TASK TO CARRY OUT: Every record should be written out exactly, please.

DATA:
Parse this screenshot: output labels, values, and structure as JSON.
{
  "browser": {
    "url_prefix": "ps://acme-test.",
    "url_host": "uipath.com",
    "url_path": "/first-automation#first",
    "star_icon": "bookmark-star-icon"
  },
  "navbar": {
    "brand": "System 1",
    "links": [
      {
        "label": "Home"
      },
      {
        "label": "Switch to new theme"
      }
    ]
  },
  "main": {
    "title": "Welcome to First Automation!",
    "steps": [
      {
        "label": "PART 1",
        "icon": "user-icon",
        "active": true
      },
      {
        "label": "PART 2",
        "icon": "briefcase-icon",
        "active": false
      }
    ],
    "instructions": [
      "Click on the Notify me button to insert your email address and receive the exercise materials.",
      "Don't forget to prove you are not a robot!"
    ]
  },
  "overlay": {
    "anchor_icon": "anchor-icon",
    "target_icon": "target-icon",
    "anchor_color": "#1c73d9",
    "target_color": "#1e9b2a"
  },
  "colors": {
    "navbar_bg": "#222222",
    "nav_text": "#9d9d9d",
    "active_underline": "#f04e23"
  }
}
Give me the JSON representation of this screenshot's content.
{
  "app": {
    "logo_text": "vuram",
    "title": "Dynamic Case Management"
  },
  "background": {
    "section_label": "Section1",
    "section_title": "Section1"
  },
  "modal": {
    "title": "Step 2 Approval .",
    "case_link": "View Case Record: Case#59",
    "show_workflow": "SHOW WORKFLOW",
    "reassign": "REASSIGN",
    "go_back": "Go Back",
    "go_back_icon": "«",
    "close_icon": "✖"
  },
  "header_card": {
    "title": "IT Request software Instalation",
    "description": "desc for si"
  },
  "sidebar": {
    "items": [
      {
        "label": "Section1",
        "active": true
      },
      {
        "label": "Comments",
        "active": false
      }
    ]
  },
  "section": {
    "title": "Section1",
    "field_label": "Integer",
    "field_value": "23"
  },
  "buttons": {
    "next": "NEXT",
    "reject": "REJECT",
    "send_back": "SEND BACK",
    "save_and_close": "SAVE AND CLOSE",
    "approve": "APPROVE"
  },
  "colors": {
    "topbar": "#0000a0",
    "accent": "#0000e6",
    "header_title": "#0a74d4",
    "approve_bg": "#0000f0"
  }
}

RESPONSE TO THE TASK:
Parse this screenshot: output labels, values, and structure as JSON.
{
  "browser": {
    "url_prefix": "ps://acme-test.",
    "url_host": "uipath.com",
    "url_path": "/first-automation#first",
    "star_icon": "bookmark-star-icon"
  },
  "navbar": {
    "brand": "System 1",
    "links": [
      {
        "label": "Home"
      },
      {
        "label": "Switch to new theme"
      }
    ]
  },
  "main": {
    "title": "Welcome to First Automation!",
    "steps": [
      {
        "label": "PART 1",
        "icon": "user-icon",
        "active": true
      },
      {
        "label": "PART 2",
        "icon": "briefcase-icon",
        "active": false
      }
    ],
    "instructions": [
      "Click on the Notify me button to insert your email address and receive the exercise materials.",
      "Don't forget to prove you are not a robot!"
    ]
  },
  "overlay": {
    "anchor_icon": "anchor-icon",
    "target_icon": "target-icon",
    "anchor_color": "#1c73d9",
    "target_color": "#1e9b2a"
  },
  "colors": {
    "navbar_bg": "#222222",
    "nav_text": "#9d9d9d",
    "active_underline": "#f04e23"
  }
}
Give me the JSON representation of this screenshot's content.
{
  "app": {
    "logo_text": "vuram",
    "title": "Dynamic Case Management"
  },
  "background": {
    "section_label": "Section1",
    "section_title": "Section1"
  },
  "modal": {
    "title": "Step 2 Approval .",
    "case_link": "View Case Record: Case#59",
    "show_workflow": "SHOW WORKFLOW",
    "reassign": "REASSIGN",
    "go_back": "Go Back",
    "go_back_icon": "«",
    "close_icon": "✖"
  },
  "header_card": {
    "title": "IT Request software Instalation",
    "description": "desc for si"
  },
  "sidebar": {
    "items": [
      {
        "label": "Section1",
        "active": true
      },
      {
        "label": "Comments",
        "active": false
      }
    ]
  },
  "section": {
    "title": "Section1",
    "field_label": "Integer",
    "field_value": "23"
  },
  "buttons": {
    "next": "NEXT",
    "reject": "REJECT",
    "send_back": "SEND BACK",
    "save_and_close": "SAVE AND CLOSE",
    "approve": "APPROVE"
  },
  "colors": {
    "topbar": "#0000a0",
    "accent": "#0000e6",
    "header_title": "#0a74d4",
    "approve_bg": "#0000f0"
  }
}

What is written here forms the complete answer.